- [DATA EXCERPTS]
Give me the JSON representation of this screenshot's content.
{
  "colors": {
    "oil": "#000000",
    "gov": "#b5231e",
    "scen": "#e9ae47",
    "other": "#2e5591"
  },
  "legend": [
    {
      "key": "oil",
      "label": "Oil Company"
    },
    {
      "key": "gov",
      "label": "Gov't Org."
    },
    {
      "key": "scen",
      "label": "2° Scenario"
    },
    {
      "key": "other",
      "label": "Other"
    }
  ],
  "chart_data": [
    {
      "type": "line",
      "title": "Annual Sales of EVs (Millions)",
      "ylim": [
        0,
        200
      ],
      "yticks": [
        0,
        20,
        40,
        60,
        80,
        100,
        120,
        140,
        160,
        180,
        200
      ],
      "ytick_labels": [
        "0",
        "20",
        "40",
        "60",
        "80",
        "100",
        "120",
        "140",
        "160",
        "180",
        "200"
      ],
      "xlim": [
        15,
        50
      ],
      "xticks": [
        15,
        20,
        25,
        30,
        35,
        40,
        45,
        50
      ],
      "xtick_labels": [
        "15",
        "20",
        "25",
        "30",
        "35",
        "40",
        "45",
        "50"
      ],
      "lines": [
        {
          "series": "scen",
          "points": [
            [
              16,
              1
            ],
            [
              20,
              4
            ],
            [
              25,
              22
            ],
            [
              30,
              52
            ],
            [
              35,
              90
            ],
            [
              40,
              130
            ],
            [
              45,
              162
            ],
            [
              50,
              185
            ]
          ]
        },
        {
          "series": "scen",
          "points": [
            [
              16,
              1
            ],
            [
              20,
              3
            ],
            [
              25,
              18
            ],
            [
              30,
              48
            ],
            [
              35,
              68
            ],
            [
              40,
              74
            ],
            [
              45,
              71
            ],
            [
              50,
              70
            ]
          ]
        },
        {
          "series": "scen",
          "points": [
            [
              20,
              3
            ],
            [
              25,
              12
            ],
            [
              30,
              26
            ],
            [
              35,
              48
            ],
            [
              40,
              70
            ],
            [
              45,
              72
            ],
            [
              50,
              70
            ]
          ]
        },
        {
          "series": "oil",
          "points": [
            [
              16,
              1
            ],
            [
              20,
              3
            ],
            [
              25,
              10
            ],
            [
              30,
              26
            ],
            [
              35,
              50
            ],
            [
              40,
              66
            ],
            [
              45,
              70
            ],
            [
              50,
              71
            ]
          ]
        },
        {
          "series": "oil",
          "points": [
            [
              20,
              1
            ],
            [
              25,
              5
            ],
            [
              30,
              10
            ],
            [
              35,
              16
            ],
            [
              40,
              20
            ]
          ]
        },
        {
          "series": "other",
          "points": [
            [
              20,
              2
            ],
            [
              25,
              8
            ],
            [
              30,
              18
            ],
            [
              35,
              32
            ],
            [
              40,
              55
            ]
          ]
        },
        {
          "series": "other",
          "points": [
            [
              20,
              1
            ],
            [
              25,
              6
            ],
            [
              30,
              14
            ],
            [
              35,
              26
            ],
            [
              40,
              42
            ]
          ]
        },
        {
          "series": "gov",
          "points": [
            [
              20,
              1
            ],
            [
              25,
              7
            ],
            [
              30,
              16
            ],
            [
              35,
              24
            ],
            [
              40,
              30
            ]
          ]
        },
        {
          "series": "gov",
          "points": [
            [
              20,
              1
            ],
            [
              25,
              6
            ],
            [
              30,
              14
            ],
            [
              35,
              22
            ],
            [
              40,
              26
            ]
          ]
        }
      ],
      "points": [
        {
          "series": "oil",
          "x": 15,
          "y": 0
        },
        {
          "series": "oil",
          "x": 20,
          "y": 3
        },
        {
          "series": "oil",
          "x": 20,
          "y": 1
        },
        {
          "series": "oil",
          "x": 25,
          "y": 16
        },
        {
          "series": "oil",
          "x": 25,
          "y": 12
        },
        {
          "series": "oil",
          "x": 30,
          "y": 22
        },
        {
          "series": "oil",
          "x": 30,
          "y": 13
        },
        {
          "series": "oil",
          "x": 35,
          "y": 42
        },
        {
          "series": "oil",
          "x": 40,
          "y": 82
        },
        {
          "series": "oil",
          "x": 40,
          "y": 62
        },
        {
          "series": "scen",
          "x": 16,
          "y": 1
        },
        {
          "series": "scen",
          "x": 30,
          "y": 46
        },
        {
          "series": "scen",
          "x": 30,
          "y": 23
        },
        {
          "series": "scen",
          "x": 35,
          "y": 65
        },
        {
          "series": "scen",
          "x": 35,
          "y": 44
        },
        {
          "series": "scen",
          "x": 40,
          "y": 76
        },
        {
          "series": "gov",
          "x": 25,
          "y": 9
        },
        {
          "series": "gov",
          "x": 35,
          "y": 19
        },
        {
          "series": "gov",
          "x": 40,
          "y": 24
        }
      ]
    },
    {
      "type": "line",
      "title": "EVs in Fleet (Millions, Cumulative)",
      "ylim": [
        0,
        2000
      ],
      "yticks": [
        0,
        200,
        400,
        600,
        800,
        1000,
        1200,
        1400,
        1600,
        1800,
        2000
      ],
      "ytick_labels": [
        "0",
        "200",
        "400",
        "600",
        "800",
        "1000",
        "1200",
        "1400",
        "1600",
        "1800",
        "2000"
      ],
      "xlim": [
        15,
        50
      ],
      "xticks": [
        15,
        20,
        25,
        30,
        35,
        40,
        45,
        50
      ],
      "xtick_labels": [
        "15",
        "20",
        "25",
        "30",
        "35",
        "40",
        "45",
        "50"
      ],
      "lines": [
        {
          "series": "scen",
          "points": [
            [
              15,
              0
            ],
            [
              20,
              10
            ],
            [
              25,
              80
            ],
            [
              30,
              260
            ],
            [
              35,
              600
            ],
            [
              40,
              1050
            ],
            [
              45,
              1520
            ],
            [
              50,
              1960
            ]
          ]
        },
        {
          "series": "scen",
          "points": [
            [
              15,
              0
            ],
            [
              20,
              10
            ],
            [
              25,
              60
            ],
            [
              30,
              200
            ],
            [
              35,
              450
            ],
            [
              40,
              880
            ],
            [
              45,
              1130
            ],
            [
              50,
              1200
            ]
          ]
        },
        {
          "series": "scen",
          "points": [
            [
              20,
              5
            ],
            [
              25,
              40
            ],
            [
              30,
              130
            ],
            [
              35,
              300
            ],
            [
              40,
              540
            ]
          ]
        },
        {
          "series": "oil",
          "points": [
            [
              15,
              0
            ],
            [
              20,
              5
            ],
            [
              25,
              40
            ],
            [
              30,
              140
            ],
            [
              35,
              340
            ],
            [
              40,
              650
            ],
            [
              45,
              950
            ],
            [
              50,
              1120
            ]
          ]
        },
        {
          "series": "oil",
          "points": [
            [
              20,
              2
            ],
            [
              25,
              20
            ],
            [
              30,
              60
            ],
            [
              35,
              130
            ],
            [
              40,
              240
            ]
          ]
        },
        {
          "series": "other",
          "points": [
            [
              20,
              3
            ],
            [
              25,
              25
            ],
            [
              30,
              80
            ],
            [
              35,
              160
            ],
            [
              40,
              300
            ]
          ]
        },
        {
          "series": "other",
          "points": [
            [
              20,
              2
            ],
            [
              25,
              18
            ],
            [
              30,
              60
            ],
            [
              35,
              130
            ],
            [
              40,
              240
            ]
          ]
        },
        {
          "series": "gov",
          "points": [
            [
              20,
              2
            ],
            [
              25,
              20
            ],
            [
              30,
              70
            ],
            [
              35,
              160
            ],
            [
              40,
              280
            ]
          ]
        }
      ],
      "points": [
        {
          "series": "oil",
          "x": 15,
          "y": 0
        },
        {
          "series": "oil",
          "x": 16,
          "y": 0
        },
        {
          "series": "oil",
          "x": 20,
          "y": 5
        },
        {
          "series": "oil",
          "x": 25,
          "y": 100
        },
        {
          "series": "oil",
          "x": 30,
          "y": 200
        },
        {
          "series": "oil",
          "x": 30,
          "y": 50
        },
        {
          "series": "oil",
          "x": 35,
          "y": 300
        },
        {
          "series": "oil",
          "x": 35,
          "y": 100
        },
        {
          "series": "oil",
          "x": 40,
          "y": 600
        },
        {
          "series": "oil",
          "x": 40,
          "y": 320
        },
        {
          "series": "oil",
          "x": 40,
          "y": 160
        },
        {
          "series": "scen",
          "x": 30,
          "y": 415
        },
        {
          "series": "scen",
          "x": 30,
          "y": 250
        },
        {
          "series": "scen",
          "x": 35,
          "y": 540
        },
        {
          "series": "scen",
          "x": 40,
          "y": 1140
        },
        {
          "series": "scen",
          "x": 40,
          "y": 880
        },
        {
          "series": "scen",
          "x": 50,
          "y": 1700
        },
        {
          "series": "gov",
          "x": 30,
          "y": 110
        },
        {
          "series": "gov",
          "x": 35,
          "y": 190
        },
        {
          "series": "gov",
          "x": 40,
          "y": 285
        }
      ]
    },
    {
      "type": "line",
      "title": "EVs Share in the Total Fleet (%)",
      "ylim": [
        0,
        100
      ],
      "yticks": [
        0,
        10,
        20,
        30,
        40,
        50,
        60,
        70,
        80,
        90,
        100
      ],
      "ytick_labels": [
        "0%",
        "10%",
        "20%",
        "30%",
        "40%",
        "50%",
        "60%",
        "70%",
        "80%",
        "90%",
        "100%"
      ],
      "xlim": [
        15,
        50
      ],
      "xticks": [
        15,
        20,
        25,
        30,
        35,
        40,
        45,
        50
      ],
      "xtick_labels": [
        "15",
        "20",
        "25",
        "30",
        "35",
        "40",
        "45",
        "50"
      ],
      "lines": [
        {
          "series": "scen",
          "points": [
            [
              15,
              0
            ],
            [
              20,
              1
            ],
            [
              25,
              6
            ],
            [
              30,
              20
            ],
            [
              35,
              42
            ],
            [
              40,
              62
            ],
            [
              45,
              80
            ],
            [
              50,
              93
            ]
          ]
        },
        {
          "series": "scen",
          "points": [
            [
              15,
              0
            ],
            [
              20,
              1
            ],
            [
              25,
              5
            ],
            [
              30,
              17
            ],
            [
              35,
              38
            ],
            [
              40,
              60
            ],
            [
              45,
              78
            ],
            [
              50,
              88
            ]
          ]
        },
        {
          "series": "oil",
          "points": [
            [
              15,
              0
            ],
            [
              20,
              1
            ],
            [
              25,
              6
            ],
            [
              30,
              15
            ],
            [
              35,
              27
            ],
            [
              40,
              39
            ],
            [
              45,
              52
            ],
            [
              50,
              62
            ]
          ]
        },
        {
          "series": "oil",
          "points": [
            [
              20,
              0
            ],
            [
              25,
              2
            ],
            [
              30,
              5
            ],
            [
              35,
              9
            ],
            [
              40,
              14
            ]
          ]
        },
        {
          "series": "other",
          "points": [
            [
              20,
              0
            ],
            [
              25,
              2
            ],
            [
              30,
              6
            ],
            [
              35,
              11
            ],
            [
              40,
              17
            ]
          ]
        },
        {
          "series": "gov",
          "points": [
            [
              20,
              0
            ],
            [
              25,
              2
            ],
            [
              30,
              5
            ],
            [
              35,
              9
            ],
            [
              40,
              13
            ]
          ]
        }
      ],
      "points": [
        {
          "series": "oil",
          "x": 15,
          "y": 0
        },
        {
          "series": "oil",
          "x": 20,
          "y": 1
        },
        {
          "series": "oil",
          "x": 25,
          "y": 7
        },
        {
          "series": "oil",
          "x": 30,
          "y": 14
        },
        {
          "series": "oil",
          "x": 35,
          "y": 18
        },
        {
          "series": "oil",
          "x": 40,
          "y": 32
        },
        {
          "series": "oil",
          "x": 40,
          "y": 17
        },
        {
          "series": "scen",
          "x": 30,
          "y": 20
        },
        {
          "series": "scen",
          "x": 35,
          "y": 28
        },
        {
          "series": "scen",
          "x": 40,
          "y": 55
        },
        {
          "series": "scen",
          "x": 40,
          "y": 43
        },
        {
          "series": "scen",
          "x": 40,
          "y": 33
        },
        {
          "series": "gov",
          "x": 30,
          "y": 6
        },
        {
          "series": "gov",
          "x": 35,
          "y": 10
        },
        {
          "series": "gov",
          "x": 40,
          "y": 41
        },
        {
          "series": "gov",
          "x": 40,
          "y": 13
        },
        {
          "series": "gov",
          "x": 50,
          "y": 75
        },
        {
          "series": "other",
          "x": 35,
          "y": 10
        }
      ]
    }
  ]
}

- [INSTRUCTION] List each line holding the string "Millions".

- [WRITTEN ANSWER]
      "title": "Annual Sales of EVs (Millions)",
      "title": "EVs in Fleet (Millions, Cumulative)",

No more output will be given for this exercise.